*The problem:* Your task is to repeat all of the data exactly while excluding the pictures.

*Supplied entries:*
☆ ☆ ☆ ☆ ☆

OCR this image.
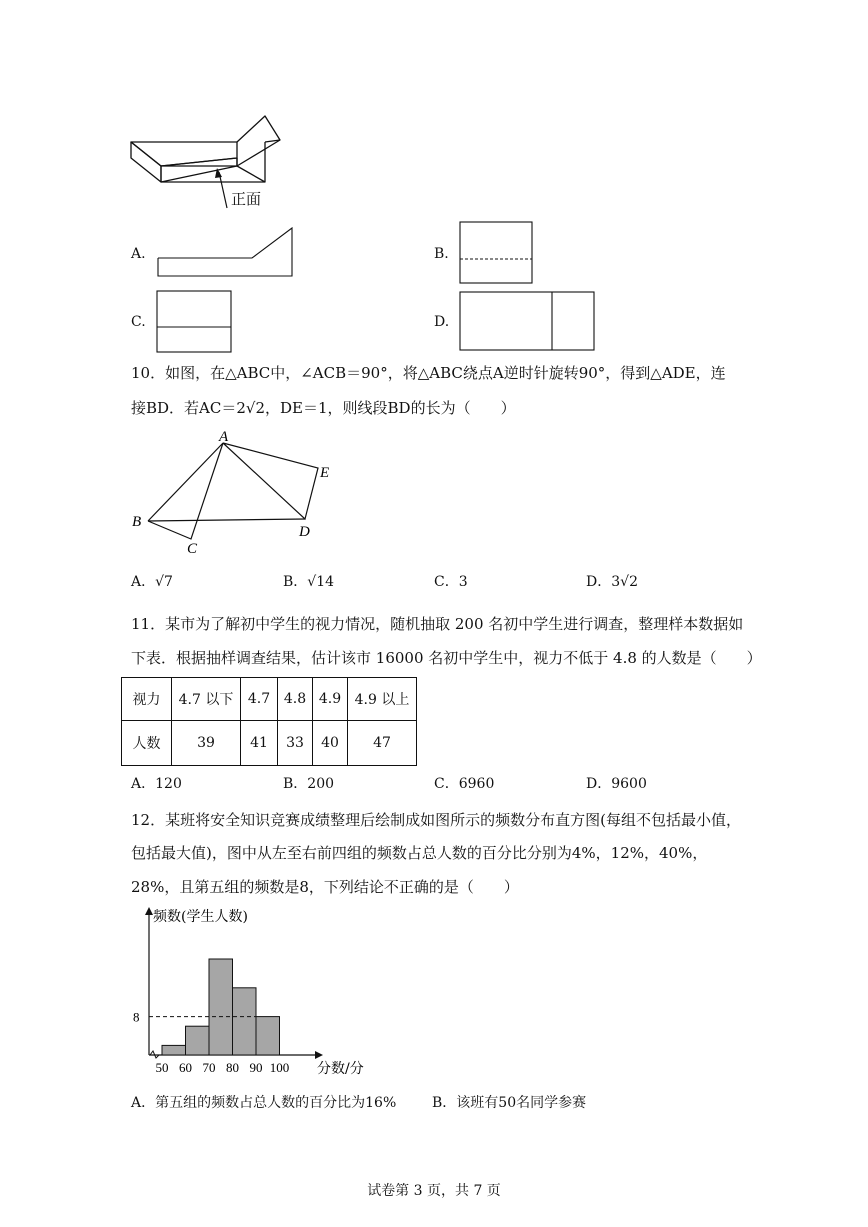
正面
A.	B.
C.	D.
10．如图，在△ABC中，∠ACB＝90°，将△ABC绕点A逆时针旋转90°，得到△ADE，连
接BD．若AC＝2√2，DE＝1，则线段BD的长为（　　）
A
B
C
D
E
A．√7	B．√14	C．3	D．3√2
11．某市为了解初中学生的视力情况，随机抽取 200 名初中学生进行调查，整理样本数据如
下表．根据抽样调查结果，估计该市 16000 名初中学生中，视力不低于 4.8 的人数是（　　）
视力	4.7 以下	4.7	4.8	4.9	4.9 以上
人数	39	41	33	40	47
A．120	B．200	C．6960	D．9600
12．某班将安全知识竞赛成绩整理后绘制成如图所示的频数分布直方图(每组不包括最小值，
包括最大值)，图中从左至右前四组的频数占总人数的百分比分别为4%，12%，40%，
28%，且第五组的频数是8，下列结论不正确的是（　　）
8
50 60 70 80 90 100
频数(学生人数)
分数/分
A．第五组的频数占总人数的百分比为16%	B．该班有50名同学参赛
试卷第 3 页，共 7 页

☆ ☆ ☆ ☆ ☆

*Task output:*
OCR this image.
正面
A.	B.
C.	D.
10．如图，在△ABC中，∠ACB＝90°，将△ABC绕点A逆时针旋转90°，得到△ADE，连
接BD．若AC＝2√2，DE＝1，则线段BD的长为（　　）
A
B
C
D
E
A．√7	B．√14	C．3	D．3√2
11．某市为了解初中学生的视力情况，随机抽取 200 名初中学生进行调查，整理样本数据如
下表．根据抽样调查结果，估计该市 16000 名初中学生中，视力不低于 4.8 的人数是（　　）
视力	4.7 以下	4.7	4.8	4.9	4.9 以上
人数	39	41	33	40	47
A．120	B．200	C．6960	D．9600
12．某班将安全知识竞赛成绩整理后绘制成如图所示的频数分布直方图(每组不包括最小值，
包括最大值)，图中从左至右前四组的频数占总人数的百分比分别为4%，12%，40%，
28%，且第五组的频数是8，下列结论不正确的是（　　）
8
50 60 70 80 90 100
频数(学生人数)
分数/分
A．第五组的频数占总人数的百分比为16%	B．该班有50名同学参赛
试卷第 3 页，共 7 页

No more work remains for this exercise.